### INFORMATION GIVEN
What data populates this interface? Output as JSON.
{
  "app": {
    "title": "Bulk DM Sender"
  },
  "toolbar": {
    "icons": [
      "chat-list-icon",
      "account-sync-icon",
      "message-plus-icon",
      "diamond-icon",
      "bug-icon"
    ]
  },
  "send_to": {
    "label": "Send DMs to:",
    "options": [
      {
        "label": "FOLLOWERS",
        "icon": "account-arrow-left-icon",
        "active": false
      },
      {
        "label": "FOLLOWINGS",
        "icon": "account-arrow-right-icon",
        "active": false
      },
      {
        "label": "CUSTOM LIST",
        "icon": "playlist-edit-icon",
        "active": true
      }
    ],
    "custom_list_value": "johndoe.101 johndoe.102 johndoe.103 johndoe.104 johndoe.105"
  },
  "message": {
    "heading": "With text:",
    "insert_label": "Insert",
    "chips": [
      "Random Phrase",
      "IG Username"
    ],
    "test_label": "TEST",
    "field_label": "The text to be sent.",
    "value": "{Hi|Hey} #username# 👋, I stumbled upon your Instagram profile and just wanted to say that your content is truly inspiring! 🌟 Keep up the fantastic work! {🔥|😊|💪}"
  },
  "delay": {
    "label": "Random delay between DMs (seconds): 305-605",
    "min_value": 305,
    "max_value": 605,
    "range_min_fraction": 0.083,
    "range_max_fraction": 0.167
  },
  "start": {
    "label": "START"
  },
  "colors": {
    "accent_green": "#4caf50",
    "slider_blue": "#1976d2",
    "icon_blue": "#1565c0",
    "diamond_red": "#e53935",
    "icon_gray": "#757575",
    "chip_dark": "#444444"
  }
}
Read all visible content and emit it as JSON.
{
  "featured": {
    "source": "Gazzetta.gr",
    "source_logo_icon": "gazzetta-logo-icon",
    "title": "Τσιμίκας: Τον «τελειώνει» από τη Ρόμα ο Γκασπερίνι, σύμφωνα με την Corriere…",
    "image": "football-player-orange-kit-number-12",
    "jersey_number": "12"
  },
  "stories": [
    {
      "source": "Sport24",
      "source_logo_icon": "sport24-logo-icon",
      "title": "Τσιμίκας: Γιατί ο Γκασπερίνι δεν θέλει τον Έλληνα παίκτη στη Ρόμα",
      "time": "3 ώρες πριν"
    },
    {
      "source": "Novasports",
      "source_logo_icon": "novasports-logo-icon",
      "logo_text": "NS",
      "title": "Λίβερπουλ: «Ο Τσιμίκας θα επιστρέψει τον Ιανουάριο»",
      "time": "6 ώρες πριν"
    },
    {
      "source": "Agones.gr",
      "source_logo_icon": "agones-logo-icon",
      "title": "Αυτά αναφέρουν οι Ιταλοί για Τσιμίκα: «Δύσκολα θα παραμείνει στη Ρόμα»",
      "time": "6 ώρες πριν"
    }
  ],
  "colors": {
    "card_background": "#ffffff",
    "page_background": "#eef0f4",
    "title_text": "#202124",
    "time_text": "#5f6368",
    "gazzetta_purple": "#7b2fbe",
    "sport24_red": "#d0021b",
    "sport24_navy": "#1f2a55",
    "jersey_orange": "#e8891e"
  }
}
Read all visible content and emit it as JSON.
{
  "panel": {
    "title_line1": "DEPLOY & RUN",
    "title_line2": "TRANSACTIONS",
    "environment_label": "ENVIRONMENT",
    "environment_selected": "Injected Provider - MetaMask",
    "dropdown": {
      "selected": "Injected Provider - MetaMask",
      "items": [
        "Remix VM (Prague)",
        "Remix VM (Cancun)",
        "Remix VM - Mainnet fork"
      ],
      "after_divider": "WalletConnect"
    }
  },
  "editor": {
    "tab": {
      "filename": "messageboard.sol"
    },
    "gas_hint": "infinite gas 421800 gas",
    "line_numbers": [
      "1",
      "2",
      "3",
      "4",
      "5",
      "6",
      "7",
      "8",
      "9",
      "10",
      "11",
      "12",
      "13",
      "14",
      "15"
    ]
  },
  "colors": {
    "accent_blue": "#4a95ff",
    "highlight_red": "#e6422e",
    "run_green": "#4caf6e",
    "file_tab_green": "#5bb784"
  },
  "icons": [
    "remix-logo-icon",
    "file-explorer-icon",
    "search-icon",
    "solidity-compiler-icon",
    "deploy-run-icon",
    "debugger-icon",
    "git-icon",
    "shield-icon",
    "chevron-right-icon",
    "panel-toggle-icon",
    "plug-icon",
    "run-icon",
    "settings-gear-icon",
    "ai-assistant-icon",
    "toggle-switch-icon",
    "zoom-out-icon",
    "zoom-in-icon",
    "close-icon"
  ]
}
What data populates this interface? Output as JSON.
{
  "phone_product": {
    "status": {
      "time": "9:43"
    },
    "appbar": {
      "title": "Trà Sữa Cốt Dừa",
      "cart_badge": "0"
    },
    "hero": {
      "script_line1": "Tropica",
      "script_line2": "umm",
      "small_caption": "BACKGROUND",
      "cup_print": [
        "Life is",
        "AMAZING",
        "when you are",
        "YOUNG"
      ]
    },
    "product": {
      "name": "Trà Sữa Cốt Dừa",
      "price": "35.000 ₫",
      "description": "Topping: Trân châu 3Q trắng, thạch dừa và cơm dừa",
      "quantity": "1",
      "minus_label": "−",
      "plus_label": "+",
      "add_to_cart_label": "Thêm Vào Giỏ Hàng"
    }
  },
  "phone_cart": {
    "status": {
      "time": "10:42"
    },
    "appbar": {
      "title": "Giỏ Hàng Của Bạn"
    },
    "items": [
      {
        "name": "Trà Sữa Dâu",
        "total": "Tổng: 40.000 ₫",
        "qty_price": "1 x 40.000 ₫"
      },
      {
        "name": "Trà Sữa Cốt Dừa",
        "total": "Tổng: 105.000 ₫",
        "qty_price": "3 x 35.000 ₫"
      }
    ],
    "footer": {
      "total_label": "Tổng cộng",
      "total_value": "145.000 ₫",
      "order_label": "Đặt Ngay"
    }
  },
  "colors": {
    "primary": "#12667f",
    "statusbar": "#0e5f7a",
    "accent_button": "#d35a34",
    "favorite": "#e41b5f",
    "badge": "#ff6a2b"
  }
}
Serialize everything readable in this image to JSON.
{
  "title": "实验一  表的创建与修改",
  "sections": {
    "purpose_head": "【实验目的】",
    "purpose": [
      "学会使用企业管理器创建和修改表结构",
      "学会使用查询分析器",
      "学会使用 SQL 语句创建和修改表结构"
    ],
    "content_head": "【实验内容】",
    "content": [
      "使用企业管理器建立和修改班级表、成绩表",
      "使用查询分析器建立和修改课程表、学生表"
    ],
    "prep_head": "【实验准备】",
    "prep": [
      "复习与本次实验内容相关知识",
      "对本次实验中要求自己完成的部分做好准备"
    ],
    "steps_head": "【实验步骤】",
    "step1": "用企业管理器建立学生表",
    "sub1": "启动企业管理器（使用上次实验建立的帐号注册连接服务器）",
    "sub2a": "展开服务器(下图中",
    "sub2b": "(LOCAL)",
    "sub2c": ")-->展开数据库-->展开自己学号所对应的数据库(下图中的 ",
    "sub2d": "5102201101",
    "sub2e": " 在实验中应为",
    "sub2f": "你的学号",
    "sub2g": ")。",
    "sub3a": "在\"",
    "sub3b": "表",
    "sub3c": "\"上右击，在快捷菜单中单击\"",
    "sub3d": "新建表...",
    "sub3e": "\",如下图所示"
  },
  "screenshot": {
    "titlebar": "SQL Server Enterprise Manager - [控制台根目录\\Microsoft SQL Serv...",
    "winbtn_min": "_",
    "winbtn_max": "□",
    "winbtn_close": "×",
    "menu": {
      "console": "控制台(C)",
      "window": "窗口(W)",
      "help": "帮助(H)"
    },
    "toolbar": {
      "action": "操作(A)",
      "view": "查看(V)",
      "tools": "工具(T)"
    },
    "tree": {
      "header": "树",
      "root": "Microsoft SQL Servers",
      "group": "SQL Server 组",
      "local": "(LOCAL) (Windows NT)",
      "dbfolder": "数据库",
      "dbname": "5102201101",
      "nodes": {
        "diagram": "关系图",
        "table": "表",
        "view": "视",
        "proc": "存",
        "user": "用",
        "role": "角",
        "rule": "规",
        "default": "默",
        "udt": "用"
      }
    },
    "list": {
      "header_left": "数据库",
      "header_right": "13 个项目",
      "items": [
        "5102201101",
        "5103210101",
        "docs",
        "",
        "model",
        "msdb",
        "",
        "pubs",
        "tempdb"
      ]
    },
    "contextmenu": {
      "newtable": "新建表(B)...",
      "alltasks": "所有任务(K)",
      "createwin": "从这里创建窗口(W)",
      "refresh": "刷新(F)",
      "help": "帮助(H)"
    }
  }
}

### REQUEST
Tally every line of the data that holds the word "delay" and write the count alone.

### WORKED SOLUTION
2